**REQUIRED WORK:**
Go over the entries below line by line, copying each one that contains the word "right".

= = = =

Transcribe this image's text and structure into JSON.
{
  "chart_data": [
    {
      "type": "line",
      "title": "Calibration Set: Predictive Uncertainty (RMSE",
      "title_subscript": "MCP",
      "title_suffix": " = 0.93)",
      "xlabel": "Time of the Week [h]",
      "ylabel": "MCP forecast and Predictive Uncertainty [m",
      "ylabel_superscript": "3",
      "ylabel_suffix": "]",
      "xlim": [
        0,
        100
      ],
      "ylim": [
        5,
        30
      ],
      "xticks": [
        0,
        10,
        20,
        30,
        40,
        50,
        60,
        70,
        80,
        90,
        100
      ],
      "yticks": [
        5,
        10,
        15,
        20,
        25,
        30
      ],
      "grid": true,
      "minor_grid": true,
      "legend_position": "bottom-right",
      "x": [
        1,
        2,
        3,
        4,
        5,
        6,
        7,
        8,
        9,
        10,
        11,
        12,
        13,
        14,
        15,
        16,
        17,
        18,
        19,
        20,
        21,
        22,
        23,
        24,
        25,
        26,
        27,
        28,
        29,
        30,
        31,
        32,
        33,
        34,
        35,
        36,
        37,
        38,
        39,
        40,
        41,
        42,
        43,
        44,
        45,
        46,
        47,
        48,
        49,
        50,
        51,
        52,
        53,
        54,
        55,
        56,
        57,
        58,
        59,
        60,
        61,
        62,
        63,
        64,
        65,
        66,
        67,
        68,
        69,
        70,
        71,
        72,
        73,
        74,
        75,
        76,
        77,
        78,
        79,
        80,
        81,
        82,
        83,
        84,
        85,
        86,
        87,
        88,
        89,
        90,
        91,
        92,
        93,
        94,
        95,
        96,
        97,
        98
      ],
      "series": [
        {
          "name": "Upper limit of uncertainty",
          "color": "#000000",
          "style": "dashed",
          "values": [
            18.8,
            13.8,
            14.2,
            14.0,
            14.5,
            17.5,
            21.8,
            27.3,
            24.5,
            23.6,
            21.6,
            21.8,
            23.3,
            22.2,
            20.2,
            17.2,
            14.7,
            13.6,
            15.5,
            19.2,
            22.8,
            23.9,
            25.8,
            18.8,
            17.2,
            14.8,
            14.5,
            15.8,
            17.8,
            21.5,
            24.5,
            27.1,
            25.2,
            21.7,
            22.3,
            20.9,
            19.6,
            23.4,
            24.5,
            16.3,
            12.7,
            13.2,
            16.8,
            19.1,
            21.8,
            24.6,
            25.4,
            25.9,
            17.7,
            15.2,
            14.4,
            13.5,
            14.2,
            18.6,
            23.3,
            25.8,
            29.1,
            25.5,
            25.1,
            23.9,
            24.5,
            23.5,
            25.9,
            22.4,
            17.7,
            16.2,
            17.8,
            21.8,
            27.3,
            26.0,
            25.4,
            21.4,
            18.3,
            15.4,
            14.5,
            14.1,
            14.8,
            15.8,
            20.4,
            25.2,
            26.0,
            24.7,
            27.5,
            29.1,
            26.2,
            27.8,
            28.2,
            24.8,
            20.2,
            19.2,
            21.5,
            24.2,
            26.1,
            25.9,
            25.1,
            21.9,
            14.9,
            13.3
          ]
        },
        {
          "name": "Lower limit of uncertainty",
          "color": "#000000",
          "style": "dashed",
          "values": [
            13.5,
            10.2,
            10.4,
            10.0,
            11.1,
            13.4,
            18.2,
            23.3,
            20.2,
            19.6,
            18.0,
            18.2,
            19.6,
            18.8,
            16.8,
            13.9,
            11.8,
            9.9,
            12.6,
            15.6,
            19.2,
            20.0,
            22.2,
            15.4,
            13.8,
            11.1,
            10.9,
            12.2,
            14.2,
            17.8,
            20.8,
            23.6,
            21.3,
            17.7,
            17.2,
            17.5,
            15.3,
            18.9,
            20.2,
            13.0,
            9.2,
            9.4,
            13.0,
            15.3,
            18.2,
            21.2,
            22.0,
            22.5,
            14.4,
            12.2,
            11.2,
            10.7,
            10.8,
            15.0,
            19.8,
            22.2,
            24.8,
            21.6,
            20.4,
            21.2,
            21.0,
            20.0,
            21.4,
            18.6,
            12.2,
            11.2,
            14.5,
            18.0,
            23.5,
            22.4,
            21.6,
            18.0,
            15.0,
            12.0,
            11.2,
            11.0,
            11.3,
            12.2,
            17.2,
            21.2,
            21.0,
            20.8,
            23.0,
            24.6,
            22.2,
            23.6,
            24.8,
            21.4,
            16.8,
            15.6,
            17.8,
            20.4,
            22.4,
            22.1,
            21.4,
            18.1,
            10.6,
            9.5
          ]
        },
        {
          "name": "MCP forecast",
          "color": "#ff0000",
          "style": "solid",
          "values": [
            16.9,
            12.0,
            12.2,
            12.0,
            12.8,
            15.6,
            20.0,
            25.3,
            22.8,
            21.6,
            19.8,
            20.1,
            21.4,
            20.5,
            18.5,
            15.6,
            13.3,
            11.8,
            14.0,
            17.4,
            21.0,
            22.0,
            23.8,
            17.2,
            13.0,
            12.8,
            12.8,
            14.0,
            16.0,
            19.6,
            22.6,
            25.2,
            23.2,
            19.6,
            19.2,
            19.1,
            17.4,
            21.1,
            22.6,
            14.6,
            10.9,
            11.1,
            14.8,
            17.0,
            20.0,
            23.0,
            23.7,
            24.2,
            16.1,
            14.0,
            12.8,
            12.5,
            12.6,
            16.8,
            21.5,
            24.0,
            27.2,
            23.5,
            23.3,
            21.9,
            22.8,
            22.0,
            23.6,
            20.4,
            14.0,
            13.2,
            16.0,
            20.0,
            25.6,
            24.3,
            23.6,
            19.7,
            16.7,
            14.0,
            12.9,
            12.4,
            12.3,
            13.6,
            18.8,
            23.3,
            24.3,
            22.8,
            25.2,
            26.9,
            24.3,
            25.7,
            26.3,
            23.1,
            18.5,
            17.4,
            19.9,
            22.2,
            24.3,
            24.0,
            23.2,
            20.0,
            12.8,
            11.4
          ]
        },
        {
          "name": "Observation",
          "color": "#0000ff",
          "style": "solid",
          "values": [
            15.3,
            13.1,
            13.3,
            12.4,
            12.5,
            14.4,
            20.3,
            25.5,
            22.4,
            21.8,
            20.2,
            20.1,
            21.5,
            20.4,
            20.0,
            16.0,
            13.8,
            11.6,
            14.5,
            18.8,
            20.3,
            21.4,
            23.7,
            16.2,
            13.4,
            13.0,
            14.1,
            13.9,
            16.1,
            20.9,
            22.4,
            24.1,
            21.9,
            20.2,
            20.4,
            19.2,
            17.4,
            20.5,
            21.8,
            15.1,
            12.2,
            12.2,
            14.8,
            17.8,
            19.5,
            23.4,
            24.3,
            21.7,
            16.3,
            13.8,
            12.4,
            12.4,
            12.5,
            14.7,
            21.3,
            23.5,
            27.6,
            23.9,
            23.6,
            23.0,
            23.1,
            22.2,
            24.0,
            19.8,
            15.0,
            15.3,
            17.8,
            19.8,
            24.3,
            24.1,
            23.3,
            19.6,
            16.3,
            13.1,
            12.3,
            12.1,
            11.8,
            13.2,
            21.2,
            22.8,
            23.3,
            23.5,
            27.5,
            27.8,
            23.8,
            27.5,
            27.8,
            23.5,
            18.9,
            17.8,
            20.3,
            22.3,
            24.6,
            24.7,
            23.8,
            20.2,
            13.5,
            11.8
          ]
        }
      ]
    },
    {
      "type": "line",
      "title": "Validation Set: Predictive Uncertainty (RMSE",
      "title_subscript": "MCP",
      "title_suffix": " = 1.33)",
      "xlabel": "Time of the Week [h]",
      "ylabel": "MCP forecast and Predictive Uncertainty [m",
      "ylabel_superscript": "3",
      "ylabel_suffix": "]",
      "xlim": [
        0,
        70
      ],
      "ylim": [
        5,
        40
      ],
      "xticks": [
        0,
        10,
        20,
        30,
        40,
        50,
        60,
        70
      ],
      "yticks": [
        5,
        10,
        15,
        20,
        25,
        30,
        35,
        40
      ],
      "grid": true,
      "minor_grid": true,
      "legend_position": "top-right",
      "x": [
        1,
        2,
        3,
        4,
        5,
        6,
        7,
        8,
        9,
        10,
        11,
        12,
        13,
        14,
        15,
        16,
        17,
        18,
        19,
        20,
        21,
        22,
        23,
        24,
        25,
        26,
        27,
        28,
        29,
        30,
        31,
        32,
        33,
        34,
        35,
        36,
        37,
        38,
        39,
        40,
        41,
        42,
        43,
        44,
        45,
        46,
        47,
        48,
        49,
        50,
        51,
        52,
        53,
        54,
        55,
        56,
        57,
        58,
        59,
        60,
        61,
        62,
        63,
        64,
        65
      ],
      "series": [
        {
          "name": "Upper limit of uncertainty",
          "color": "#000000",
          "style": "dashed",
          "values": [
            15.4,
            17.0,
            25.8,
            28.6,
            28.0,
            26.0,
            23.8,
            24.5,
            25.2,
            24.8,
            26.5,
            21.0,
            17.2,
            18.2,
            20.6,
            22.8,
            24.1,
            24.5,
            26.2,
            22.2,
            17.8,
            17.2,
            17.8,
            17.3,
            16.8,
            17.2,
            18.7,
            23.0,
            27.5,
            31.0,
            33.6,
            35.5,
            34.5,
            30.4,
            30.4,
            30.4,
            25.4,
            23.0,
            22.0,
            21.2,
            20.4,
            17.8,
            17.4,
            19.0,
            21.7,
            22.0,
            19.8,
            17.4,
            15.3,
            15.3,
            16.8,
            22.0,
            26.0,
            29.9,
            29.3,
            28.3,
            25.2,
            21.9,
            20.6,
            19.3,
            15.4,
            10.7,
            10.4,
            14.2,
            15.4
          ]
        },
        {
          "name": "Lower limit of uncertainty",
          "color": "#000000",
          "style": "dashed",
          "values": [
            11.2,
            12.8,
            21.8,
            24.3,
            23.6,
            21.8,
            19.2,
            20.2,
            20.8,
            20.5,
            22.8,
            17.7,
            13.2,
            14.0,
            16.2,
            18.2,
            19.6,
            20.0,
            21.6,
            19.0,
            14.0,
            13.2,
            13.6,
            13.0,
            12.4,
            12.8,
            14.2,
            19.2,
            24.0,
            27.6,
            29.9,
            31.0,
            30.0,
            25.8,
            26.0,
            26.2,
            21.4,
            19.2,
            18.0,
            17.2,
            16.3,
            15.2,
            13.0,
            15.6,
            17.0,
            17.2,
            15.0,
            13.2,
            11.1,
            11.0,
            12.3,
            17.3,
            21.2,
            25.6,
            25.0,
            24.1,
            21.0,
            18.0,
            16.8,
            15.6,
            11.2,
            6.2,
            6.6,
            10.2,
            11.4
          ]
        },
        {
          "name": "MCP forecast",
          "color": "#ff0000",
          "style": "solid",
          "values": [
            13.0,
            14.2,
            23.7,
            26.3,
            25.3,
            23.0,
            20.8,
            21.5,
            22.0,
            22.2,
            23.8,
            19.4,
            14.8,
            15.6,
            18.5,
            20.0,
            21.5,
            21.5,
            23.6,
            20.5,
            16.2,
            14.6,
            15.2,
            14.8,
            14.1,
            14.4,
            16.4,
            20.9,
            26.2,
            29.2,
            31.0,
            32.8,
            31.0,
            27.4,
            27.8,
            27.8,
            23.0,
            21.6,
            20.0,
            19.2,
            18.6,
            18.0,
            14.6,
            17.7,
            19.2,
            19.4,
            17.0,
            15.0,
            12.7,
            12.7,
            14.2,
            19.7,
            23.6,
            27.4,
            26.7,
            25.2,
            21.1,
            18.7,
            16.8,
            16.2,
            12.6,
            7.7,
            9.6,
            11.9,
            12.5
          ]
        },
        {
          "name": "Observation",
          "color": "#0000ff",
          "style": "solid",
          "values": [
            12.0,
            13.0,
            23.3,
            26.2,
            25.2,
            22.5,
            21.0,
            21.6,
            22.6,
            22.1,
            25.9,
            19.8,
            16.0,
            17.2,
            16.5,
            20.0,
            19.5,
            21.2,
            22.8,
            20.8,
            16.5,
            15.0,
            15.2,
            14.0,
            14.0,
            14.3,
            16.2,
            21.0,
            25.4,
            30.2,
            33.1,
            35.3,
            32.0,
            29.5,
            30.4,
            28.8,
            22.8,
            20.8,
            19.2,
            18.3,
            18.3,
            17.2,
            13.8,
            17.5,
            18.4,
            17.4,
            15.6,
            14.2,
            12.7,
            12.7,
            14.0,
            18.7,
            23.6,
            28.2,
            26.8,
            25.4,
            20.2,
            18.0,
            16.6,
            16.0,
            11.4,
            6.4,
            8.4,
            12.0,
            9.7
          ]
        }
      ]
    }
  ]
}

= = = =

**EXERCISE ANSWER:**
      "legend_position": "bottom-right",
      "legend_position": "top-right",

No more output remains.